Spot each line in the records below where the word "Proficiency" occurs, then copy it.

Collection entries
-----
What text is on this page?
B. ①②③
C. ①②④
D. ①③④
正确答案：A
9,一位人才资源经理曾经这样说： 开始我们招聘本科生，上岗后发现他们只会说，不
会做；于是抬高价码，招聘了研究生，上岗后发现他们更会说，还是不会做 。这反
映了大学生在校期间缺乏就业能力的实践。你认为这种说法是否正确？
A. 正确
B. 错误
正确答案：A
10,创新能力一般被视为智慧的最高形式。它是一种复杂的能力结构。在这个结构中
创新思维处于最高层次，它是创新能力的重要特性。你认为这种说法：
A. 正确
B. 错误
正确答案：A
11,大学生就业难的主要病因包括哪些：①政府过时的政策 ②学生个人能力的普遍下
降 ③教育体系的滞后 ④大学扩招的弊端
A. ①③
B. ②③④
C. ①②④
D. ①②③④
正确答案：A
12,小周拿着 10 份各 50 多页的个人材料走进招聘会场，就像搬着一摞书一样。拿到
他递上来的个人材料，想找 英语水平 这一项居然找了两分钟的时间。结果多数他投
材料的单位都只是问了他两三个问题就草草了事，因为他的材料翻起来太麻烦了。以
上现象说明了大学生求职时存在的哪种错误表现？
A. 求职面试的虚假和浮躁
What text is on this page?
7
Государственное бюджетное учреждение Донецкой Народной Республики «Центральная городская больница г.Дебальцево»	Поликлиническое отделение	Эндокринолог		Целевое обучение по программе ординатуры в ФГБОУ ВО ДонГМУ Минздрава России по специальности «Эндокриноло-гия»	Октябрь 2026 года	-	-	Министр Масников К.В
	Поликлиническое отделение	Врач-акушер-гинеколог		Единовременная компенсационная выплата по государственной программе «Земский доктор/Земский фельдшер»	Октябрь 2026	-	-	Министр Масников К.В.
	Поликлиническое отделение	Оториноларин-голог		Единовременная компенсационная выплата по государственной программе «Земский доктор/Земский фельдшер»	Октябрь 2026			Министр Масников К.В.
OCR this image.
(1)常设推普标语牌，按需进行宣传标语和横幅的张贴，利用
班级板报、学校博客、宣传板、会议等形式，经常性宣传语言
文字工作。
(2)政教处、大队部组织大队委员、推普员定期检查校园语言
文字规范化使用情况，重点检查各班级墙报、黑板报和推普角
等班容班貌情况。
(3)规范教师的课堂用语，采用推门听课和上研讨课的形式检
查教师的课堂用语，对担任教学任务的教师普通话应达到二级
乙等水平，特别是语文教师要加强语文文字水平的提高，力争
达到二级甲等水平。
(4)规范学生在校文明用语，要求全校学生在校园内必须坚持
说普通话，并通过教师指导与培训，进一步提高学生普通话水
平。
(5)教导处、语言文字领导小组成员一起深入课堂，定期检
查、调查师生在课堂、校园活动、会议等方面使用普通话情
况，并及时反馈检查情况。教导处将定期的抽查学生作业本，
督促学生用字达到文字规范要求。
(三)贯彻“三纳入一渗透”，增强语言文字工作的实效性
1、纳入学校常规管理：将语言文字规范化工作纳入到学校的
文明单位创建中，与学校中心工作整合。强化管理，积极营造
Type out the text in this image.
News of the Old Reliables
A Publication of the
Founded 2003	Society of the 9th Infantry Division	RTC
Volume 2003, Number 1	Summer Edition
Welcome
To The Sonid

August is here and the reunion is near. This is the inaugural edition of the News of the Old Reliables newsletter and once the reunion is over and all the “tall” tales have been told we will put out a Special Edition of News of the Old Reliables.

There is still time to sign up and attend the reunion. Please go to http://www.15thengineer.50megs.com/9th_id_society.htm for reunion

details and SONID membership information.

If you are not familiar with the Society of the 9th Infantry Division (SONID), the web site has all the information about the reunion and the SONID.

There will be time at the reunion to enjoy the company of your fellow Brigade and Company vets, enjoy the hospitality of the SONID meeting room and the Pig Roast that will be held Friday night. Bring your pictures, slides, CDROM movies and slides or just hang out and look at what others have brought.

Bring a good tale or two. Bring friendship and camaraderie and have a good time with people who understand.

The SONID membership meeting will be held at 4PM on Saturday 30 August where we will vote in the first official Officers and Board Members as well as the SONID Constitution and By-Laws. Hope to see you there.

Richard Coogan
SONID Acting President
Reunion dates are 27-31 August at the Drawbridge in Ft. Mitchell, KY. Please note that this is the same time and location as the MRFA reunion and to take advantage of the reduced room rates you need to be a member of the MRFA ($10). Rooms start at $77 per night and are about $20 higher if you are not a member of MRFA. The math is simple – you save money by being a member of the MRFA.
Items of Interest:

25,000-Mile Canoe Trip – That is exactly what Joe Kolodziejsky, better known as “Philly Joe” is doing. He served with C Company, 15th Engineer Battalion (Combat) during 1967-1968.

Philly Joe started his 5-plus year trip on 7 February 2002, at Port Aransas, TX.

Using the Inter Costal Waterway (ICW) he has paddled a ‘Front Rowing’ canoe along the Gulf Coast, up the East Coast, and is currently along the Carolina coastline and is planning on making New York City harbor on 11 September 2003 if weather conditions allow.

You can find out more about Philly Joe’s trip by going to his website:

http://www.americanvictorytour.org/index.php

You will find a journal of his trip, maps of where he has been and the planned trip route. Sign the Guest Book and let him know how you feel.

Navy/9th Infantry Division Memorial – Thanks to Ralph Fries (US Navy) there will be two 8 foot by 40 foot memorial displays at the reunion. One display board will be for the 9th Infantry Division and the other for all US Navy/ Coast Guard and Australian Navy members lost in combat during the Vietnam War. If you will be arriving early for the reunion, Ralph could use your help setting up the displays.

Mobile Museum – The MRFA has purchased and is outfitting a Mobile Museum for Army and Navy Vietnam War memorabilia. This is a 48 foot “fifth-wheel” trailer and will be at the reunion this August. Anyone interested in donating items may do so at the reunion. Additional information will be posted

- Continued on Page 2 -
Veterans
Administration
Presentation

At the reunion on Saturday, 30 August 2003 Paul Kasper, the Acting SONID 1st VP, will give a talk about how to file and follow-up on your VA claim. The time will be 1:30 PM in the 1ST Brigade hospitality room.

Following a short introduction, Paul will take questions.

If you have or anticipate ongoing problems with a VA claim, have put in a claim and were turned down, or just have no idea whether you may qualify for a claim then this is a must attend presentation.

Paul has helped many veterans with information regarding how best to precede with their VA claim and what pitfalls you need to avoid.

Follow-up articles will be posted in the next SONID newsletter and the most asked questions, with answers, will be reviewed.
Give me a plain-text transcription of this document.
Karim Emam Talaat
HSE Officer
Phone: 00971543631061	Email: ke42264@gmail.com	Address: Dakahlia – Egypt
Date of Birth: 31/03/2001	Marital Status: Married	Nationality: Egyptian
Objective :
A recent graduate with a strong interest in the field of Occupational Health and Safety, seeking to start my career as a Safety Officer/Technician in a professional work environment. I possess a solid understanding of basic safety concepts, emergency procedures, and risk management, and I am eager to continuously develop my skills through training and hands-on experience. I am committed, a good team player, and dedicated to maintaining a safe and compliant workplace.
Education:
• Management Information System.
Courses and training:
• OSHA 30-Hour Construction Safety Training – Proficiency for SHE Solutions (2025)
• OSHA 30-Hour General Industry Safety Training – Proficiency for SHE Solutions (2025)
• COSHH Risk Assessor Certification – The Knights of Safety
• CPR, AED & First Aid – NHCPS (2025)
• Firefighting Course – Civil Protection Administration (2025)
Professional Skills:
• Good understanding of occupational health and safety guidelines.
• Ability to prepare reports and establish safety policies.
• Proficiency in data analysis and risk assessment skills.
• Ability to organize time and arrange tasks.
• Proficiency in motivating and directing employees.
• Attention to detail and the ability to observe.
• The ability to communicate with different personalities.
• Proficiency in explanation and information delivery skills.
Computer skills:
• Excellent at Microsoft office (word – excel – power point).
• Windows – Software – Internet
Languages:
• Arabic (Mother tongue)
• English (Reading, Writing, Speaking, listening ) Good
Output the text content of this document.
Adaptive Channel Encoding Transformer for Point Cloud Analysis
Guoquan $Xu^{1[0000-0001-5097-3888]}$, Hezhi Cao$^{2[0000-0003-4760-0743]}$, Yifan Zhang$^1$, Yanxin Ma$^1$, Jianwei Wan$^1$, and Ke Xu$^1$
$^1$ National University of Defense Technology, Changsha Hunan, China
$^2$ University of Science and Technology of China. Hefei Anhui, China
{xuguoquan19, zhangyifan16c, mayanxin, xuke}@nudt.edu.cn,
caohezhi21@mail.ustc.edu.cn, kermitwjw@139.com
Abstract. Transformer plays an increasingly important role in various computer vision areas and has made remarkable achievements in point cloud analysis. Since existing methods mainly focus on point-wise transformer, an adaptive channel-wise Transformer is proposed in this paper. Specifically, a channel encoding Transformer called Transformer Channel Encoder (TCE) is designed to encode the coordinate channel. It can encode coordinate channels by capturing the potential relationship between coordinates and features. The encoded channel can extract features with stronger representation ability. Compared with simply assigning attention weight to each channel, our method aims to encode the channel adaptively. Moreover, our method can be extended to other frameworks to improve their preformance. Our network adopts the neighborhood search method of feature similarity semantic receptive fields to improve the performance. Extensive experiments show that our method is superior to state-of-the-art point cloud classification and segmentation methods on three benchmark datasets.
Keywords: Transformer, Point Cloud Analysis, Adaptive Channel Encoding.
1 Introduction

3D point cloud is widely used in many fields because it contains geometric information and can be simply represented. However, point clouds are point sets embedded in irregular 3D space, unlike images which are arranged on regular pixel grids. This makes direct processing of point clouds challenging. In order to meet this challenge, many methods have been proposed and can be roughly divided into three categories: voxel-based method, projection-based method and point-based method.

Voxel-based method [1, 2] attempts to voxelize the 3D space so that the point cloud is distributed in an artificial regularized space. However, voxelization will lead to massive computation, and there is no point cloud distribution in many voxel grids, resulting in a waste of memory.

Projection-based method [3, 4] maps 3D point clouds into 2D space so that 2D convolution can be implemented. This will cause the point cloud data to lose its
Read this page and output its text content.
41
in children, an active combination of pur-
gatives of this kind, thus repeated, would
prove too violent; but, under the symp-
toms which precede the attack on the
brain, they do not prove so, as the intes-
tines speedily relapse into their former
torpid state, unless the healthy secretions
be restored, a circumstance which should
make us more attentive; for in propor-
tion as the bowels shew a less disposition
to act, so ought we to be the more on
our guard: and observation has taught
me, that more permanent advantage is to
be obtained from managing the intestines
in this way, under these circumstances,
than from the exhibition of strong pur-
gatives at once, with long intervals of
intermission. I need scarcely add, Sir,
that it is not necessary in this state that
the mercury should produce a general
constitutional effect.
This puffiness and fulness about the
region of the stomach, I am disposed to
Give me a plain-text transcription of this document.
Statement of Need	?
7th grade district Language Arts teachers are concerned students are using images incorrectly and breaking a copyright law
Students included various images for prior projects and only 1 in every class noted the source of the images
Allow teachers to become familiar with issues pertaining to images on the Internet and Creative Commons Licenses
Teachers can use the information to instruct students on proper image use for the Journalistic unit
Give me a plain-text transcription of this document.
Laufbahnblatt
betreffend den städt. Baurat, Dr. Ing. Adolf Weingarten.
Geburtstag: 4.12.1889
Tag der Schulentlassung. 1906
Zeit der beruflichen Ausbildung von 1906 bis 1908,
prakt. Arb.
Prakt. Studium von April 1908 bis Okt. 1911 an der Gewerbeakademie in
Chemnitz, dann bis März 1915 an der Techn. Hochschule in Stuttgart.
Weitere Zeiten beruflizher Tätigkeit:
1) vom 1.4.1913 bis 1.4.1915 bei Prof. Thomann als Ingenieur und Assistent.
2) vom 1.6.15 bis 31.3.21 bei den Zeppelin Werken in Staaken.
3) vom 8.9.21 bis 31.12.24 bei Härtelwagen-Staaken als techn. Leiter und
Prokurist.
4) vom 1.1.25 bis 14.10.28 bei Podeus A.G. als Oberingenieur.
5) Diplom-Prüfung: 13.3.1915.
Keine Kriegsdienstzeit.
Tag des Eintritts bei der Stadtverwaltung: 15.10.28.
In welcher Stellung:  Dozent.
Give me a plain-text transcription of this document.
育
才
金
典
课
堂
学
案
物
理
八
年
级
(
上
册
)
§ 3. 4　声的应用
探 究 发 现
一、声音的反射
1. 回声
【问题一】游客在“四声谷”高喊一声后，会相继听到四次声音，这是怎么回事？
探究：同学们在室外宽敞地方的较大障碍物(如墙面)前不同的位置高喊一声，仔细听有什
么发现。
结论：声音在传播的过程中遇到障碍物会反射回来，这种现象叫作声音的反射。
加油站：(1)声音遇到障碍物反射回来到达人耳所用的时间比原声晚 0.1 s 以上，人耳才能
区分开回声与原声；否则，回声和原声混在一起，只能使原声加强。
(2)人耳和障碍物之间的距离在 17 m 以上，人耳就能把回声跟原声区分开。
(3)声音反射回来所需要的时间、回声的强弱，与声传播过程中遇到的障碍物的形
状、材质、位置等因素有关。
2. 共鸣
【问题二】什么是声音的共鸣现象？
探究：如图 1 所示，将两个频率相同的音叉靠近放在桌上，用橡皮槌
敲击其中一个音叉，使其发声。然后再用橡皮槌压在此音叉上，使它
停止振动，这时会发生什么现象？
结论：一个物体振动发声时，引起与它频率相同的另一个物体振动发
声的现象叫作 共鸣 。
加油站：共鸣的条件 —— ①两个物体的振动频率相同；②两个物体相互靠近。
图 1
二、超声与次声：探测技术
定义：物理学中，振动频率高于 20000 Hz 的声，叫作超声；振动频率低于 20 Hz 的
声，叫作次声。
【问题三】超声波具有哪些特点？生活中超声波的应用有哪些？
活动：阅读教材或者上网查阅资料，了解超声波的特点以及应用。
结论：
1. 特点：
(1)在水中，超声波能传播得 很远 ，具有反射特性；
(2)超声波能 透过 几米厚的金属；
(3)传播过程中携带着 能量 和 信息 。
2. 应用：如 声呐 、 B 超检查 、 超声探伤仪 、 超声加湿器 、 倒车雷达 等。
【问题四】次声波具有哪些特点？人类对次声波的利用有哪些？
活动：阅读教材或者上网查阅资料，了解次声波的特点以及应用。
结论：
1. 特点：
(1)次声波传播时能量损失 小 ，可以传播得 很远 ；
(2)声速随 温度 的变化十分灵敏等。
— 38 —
-----
◆ **Exercise answer**:
• OSHA 30-Hour Construction Safety Training – Proficiency for SHE Solutions (2025)
• OSHA 30-Hour General Industry Safety Training – Proficiency for SHE Solutions (2025)
• Proficiency in data analysis and risk assessment skills.
• Proficiency in motivating and directing employees.
• Proficiency in explanation and information delivery skills.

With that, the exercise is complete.